[START OF Input]
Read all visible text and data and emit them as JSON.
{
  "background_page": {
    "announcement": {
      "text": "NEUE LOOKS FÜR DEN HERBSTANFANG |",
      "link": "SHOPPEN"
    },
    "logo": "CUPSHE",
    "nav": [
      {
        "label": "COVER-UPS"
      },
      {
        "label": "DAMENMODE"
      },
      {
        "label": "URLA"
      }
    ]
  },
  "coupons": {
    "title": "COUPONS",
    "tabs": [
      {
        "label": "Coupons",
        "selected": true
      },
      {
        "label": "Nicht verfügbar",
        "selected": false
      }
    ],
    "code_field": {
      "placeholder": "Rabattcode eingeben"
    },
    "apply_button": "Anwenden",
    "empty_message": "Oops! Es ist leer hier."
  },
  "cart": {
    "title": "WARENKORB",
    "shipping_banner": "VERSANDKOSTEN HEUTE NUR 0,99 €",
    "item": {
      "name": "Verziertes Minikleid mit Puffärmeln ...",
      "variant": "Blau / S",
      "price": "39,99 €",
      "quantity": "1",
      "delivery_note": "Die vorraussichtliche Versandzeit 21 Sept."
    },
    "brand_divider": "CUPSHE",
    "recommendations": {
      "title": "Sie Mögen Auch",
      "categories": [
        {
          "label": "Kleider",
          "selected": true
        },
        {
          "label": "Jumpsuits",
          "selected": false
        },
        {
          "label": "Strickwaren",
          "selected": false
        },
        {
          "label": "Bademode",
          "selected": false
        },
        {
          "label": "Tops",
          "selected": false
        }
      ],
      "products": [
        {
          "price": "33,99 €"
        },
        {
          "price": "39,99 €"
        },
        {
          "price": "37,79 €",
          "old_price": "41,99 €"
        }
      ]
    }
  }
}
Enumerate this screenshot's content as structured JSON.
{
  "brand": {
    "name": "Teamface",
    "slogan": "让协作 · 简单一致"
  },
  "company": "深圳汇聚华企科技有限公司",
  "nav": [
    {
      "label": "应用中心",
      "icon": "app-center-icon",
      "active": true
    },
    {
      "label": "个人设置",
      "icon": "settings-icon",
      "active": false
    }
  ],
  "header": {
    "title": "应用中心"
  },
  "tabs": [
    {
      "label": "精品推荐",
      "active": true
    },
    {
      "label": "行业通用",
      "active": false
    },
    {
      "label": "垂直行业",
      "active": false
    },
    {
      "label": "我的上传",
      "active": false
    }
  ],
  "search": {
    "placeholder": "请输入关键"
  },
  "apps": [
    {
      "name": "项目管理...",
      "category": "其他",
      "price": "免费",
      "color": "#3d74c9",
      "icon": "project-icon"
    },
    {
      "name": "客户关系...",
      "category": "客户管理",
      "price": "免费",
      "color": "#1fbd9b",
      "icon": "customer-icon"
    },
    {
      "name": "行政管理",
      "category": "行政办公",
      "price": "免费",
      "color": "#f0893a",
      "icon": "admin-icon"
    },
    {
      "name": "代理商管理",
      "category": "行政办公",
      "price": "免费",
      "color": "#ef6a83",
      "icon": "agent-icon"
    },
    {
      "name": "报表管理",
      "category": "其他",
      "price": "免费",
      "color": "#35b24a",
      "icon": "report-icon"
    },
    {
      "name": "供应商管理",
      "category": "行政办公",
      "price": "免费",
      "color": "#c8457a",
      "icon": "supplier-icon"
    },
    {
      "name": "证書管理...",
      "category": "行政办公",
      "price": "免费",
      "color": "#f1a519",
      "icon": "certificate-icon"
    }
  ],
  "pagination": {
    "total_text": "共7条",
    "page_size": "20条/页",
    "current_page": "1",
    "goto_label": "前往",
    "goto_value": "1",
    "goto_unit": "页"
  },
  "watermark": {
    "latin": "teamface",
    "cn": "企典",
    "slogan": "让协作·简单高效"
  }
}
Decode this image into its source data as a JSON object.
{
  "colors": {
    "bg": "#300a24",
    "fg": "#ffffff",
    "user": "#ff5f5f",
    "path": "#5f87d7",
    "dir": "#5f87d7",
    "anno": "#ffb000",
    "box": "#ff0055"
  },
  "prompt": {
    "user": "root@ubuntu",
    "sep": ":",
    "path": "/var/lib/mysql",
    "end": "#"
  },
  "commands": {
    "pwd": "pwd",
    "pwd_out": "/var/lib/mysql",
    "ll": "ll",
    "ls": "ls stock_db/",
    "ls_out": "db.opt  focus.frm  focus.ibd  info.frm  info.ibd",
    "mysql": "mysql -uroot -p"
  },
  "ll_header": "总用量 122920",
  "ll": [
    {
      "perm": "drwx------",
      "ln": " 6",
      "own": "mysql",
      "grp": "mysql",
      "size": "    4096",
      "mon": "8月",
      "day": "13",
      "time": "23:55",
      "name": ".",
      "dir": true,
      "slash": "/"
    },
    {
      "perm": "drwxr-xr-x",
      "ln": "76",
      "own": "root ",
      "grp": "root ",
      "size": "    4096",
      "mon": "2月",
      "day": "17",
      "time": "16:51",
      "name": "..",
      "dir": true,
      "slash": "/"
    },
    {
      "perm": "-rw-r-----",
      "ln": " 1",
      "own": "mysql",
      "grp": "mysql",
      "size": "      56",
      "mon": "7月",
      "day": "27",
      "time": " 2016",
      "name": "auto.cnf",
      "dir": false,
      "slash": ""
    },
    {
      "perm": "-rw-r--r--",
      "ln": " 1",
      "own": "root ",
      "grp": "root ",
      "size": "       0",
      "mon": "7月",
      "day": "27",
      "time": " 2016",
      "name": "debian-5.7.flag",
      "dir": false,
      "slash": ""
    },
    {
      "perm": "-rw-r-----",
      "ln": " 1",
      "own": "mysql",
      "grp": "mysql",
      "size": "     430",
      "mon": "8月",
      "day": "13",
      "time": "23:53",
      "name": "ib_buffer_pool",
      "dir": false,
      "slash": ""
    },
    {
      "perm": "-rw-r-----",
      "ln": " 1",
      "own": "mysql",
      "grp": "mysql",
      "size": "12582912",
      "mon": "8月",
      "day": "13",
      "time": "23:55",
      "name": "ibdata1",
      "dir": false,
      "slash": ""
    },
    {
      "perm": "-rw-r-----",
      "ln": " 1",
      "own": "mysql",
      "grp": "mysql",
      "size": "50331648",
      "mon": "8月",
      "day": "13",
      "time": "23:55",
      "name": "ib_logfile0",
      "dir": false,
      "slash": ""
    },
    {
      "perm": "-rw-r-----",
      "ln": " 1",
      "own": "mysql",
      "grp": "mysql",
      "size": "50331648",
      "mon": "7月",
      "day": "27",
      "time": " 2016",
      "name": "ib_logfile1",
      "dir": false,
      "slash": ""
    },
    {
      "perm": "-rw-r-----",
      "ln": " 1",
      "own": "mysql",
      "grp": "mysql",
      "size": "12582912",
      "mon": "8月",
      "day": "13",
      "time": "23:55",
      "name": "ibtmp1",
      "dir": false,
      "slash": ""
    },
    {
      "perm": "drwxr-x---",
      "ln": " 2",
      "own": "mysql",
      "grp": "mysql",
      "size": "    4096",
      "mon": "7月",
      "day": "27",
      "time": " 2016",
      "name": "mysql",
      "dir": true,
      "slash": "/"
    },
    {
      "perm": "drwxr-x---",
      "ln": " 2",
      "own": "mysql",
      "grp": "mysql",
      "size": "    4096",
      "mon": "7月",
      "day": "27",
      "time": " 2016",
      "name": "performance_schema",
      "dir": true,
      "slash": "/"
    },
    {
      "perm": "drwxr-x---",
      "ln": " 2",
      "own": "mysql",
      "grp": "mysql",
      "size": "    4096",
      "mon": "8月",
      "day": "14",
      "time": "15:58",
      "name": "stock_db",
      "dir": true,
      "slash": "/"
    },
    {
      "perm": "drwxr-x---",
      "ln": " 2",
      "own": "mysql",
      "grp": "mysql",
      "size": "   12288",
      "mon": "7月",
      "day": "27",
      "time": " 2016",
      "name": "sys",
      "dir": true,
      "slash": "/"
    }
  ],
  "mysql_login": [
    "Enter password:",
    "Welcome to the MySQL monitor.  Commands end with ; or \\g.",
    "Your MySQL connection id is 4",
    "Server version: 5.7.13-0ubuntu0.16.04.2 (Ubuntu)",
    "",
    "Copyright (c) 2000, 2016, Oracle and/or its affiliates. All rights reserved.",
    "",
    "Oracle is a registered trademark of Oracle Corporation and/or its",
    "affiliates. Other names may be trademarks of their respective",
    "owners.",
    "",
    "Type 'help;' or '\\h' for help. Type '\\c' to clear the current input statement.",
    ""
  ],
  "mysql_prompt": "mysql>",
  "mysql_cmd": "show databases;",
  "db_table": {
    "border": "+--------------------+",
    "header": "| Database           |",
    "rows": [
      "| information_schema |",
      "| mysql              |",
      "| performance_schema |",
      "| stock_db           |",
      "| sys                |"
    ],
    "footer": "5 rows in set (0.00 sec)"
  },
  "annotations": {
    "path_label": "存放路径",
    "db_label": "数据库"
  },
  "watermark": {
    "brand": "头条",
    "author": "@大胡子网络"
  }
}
[END OF Input]
Say how many lines have the string "icon" in them, offering no words beyond the number.

9